# [Work to complete]
Extract all lines that hold the string "name".

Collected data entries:

========================

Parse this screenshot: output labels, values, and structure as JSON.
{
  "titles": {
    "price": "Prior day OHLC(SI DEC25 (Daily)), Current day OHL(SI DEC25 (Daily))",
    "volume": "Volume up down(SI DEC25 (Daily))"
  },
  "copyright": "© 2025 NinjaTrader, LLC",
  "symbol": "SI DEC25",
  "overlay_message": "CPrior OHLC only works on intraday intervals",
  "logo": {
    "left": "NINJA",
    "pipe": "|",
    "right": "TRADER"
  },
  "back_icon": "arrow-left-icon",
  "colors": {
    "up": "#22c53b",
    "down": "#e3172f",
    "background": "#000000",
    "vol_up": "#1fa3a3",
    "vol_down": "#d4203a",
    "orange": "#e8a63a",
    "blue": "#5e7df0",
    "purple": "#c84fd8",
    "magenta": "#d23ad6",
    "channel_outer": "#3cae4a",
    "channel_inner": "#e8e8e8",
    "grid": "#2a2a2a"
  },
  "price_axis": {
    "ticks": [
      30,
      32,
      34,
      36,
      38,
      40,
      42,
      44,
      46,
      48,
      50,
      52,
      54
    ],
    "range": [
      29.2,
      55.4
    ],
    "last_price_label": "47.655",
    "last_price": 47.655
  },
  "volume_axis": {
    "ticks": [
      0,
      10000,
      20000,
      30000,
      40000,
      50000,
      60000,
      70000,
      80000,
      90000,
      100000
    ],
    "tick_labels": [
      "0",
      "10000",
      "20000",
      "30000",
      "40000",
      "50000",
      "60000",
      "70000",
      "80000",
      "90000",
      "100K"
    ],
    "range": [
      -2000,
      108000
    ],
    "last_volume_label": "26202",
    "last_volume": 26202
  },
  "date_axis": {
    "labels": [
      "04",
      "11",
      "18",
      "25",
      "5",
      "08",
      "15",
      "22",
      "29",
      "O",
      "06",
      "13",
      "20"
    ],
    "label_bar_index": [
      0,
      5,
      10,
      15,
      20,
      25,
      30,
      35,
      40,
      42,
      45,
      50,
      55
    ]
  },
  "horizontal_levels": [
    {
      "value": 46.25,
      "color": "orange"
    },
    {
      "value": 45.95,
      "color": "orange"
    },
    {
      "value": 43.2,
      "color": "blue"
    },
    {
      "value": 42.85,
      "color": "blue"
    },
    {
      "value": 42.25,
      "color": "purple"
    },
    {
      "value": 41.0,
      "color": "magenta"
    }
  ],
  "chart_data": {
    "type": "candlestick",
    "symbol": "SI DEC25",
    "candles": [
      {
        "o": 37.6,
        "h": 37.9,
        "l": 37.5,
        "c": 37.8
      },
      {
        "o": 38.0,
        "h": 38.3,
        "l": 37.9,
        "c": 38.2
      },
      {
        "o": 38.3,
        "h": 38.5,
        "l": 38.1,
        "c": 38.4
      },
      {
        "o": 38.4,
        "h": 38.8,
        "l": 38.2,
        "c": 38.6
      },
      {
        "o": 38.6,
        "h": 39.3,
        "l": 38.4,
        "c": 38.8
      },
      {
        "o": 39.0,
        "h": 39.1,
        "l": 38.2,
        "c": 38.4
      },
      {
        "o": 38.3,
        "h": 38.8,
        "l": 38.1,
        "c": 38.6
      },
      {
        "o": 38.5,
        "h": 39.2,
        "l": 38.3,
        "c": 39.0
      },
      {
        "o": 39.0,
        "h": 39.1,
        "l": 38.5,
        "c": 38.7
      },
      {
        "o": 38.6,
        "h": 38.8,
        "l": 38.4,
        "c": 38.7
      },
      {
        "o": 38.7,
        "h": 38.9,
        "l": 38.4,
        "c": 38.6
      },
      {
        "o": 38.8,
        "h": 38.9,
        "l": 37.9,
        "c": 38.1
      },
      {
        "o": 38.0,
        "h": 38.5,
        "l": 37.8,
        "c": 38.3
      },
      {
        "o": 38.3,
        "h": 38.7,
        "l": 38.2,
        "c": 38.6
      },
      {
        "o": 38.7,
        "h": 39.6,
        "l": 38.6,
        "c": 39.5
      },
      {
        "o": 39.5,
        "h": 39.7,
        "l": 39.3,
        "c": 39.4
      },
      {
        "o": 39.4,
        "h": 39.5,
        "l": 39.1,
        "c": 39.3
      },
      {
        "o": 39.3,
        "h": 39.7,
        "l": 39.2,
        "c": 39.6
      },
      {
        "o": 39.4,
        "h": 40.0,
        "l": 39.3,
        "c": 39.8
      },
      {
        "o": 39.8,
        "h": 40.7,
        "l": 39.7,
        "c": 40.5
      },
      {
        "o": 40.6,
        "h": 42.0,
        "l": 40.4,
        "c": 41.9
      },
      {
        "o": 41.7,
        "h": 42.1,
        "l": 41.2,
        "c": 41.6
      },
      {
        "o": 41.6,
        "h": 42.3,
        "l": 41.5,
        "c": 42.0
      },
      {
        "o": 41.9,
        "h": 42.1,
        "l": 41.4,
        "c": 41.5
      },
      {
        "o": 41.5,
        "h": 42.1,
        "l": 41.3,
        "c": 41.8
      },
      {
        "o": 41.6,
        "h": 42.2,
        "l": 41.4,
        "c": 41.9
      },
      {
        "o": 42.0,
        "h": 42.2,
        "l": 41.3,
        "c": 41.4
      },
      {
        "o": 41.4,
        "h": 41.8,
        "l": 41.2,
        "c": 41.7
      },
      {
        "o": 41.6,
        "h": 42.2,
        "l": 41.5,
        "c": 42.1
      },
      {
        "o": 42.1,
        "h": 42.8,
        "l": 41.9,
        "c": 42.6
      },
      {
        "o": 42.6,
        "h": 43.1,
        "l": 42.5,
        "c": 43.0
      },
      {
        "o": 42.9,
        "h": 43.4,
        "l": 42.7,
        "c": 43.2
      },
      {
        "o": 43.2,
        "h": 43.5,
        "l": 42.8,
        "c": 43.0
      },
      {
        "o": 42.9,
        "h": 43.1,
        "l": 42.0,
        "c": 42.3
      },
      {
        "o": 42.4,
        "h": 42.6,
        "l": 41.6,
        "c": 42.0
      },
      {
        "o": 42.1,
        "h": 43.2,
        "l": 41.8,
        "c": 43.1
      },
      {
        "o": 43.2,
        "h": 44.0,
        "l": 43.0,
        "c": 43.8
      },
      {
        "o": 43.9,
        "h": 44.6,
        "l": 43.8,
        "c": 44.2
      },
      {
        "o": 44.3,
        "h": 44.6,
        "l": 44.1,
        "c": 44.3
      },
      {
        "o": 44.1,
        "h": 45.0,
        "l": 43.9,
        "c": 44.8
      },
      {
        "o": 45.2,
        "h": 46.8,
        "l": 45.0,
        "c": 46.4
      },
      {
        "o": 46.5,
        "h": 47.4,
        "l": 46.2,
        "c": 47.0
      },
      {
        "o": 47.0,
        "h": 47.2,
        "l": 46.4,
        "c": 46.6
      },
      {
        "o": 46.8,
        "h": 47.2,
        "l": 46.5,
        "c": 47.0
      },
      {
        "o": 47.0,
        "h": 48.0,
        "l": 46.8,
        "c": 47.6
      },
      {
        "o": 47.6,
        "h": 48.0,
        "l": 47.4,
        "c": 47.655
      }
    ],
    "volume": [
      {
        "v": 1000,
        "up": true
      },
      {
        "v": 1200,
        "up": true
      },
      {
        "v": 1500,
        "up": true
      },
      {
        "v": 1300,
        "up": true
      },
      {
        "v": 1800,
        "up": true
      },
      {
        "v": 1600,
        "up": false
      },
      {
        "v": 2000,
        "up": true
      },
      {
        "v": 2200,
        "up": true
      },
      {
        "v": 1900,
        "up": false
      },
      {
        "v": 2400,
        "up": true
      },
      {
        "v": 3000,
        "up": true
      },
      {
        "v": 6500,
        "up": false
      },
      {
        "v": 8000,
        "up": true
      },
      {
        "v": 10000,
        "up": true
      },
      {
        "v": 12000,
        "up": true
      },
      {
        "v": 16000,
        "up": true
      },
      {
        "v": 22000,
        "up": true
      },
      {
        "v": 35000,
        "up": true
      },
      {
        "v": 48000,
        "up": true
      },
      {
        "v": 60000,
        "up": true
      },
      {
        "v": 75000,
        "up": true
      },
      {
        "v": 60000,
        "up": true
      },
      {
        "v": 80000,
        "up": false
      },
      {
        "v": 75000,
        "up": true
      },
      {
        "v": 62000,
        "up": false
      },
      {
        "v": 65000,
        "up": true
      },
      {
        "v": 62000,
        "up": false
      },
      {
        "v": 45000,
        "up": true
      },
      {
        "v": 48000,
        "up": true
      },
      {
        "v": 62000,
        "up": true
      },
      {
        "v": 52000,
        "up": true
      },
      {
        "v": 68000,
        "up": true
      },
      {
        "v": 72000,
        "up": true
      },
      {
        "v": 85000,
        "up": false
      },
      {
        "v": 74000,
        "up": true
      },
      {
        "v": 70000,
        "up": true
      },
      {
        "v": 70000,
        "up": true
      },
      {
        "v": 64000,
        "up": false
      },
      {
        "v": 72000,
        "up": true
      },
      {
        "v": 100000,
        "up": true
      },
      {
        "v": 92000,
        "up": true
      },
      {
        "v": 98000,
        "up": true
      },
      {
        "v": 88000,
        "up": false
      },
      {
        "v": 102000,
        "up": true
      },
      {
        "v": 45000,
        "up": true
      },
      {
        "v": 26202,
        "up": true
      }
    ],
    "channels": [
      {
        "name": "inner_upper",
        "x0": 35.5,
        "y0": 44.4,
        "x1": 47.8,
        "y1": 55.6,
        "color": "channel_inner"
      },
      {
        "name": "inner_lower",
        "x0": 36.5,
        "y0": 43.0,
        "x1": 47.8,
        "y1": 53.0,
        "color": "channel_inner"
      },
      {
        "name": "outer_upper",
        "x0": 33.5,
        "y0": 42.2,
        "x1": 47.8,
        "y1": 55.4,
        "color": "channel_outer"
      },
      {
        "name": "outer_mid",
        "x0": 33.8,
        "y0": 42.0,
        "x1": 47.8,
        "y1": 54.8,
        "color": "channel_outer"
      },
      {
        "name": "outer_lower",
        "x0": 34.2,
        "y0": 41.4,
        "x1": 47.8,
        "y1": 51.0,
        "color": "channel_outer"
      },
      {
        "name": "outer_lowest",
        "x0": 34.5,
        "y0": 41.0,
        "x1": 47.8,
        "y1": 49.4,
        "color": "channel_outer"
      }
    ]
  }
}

========================

# [Exercise answer]
        "name": "inner_upper",
        "name": "inner_lower",
        "name": "outer_upper",
        "name": "outer_mid",
        "name": "outer_lower",
        "name": "outer_lowest",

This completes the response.